◆ Objectives:
1. In the sermon on steadfastness in conduct, who is said in the New Testament to have been "a good man"?
2. Write out the part of the sermon on steadfastness in conduct from the words "I came across" up to and including the words "followers of Christ.", word for word.

◆ Passage to read:

————————

Master Sermon List
Steadfastness in Conduct
by Duncan Campbell
"My son, fear thou the Lord and the king: and meddle not with them that are given to change." (Proverbs 24.21)
I came across an arresting statement in the Book of Job: "My witness is in heaven, and my record is on high" (Job 16.19), of which the Gaelic version reads as follows: "My witness is in the heavens, and He who bears testimony of me is on high."
Enoch had this testimony "that he pleased God" (Heb. 11.5), and the prayer of the writer to the Hebrews is in the following words: "The God of peace ... make you perfect in every good work to do His will, working in you that which is wellpleasing in His sight" (Heb. 13.20, 21). This passage surely refers to the way we live and act, as those who profess to be followers of Christ.
There are two characters in Scripture, whose CONDUCT emphasizes this quality of life. In the Old Testament, the testimony of the woman of Shunem concerning Elisha is of interest in this connection: "I perceive that this is an holy man of God, which passeth by us continually" (2 Kings 4.9), There was a consistency and STEADFASTNESS about his mode of living that marked him out as a holy man whose walk was well-pleasing to God. In the New Testament, it is said of Barnabas: "He was a good man," again indicating that there was something about his life that spoke of goodness or godliness.
How many of us would rather have that said of us than that we were good preachers or good organizers! I believe the greatest contribution we can make to the cause of Christ is in the impact of our unconscious influence. Today we are inclined to think a great deal of cleverness, and even of smartness, but the day is coming when there will be a startling reversal. Goodness will be first and greatness last. Here I would recall the testimony of one Christian worker concerning another: "She is all she professes to be and much more." The writer of the following verses puts this very aptly:
"I'd rather see a sermon than hear one any day,
I'd rather one would walk with me than merely show the way;
The eye's a better pupil, more willing than the ear,
Fine counsel is confusing, but example's always clear;
The best of all the preachers are the men who live their creeds, For to see good put in action is what everybody needs; I soon can learn to do it if you'll let me see it done, I can watch your hands in action, but your tongue too fast may run; The lectures you deliver may be very wise and true, But I'd rather get my lessons by observing what you do; I may not understand the high advice that you may give, But there's no misunderstanding how you act and how you live."

————————

◆ Provided data:
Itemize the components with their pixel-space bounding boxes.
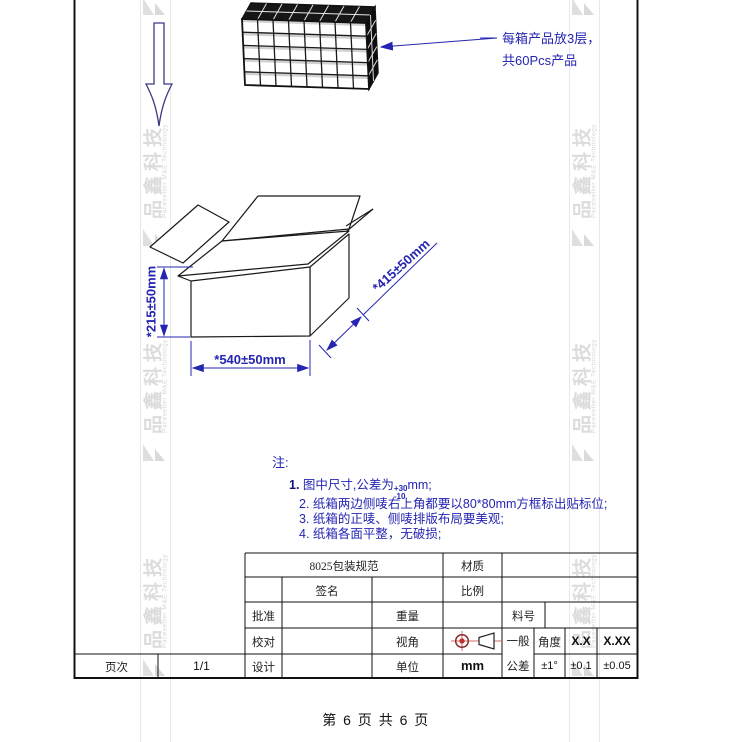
note-1-number: 1. xyxy=(289,478,299,492)
tolerance-col-xx: X.XX xyxy=(597,634,637,648)
unit-value: mm xyxy=(443,658,502,673)
callout-leader-line xyxy=(381,38,497,47)
general-tolerance-label-2: 公差 xyxy=(502,658,534,674)
drawing-sheet: 品鑫科技 Pacesetter M&E Technology 品鑫科技 Pace… xyxy=(0,0,750,742)
notes-heading: 注: xyxy=(272,452,289,471)
drawing-canvas xyxy=(0,0,750,742)
product-stack-drawing xyxy=(242,3,378,89)
xx-tolerance-value: ±0.05 xyxy=(597,660,637,672)
page-footer: 第 6 页 共 6 页 xyxy=(276,710,476,730)
design-label: 设计 xyxy=(245,659,282,675)
down-arrow xyxy=(146,23,172,126)
first-angle-projection-icon xyxy=(451,631,503,651)
dimension-width-label: *540±50mm xyxy=(190,352,310,367)
weight-label: 重量 xyxy=(372,608,443,624)
dimension-height-label: *215±50mm xyxy=(144,242,159,362)
x-tolerance-value: ±0.1 xyxy=(565,660,597,672)
angle-tolerance-value: ±1° xyxy=(534,660,565,672)
note-1-body: 图中尺寸,公差为 xyxy=(299,478,393,492)
signature-label: 签名 xyxy=(282,583,372,599)
callout-line1: 每箱产品放3层， xyxy=(502,31,600,46)
angle-label: 角度 xyxy=(534,634,565,650)
page-index-value: 1/1 xyxy=(158,659,245,673)
part-no-label: 料号 xyxy=(502,608,545,624)
note-1-tail: mm; xyxy=(407,478,431,492)
tolerance-col-x: X.X xyxy=(565,634,597,648)
proofread-label: 校对 xyxy=(245,634,282,650)
title-block-title: 8025包装规范 xyxy=(245,558,443,574)
unit-label: 单位 xyxy=(372,659,443,675)
scale-label: 比例 xyxy=(443,583,502,599)
note-item-4: 4. 纸箱各面平整，无破损; xyxy=(299,523,441,542)
material-label: 材质 xyxy=(443,558,502,574)
view-angle-label: 视角 xyxy=(372,634,443,650)
callout-line2: 共60Pcs产品 xyxy=(502,53,577,68)
approve-label: 批准 xyxy=(245,608,282,624)
page-index-label: 页次 xyxy=(75,659,158,675)
general-tolerance-label-1: 一般 xyxy=(502,633,534,649)
carton-front-face xyxy=(191,267,310,337)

————————

◆ Expected results:
1. Barnabas

2.
I came across an arresting statement in the Book of Job: "My witness is in heaven, and my record is on high" (Job 16.19), of which the Gaelic version reads as follows: "My witness is in the heavens, and He who bears testimony of me is on high."
Enoch had this testimony "that he pleased God" (Heb. 11.5), and the prayer of the writer to the Hebrews is in the following words: "The God of peace ... make you perfect in every good work to do His will, working in you that which is wellpleasing in His sight" (Heb. 13.20, 21). This passage surely refers to the way we live and act, as those who profess to be followers of Christ.